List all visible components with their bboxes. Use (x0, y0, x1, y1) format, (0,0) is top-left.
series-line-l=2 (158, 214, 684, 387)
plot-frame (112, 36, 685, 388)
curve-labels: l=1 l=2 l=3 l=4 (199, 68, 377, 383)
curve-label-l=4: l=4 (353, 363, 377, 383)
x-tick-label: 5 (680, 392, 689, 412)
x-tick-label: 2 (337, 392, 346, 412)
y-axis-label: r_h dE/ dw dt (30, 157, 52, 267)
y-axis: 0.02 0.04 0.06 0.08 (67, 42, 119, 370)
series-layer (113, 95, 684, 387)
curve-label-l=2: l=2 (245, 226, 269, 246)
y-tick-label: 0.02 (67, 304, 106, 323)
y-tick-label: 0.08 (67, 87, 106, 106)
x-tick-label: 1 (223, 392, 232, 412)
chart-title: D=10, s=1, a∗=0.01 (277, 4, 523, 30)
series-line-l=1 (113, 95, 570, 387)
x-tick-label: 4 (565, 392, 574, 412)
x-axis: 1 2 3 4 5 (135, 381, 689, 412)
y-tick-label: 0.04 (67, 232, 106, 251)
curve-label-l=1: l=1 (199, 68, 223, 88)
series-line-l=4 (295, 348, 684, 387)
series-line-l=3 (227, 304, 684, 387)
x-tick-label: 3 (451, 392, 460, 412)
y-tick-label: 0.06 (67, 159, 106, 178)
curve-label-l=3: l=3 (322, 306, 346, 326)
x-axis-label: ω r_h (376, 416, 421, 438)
▬▬▬▬▬▬
TASK DETAILS:
Pull every line from the items above and reproduce each one unchanged.

EXPECTED OUTPUT:
List all visible components with their bboxes. Use (x0, y0, x1, y1) format, (0,0) is top-left.
series-line-l=2 (158, 214, 684, 387)
plot-frame (112, 36, 685, 388)
curve-labels: l=1 l=2 l=3 l=4 (199, 68, 377, 383)
curve-label-l=4: l=4 (353, 363, 377, 383)
x-tick-label: 5 (680, 392, 689, 412)
x-tick-label: 2 (337, 392, 346, 412)
y-axis-label: r_h dE/ dw dt (30, 157, 52, 267)
y-axis: 0.02 0.04 0.06 0.08 (67, 42, 119, 370)
series-layer (113, 95, 684, 387)
curve-label-l=2: l=2 (245, 226, 269, 246)
y-tick-label: 0.02 (67, 304, 106, 323)
y-tick-label: 0.08 (67, 87, 106, 106)
x-tick-label: 1 (223, 392, 232, 412)
chart-title: D=10, s=1, a∗=0.01 (277, 4, 523, 30)
series-line-l=1 (113, 95, 570, 387)
x-tick-label: 4 (565, 392, 574, 412)
x-axis: 1 2 3 4 5 (135, 381, 689, 412)
y-tick-label: 0.04 (67, 232, 106, 251)
curve-label-l=1: l=1 (199, 68, 223, 88)
series-line-l=4 (295, 348, 684, 387)
series-line-l=3 (227, 304, 684, 387)
x-tick-label: 3 (451, 392, 460, 412)
y-tick-label: 0.06 (67, 159, 106, 178)
curve-label-l=3: l=3 (322, 306, 346, 326)
x-axis-label: ω r_h (376, 416, 421, 438)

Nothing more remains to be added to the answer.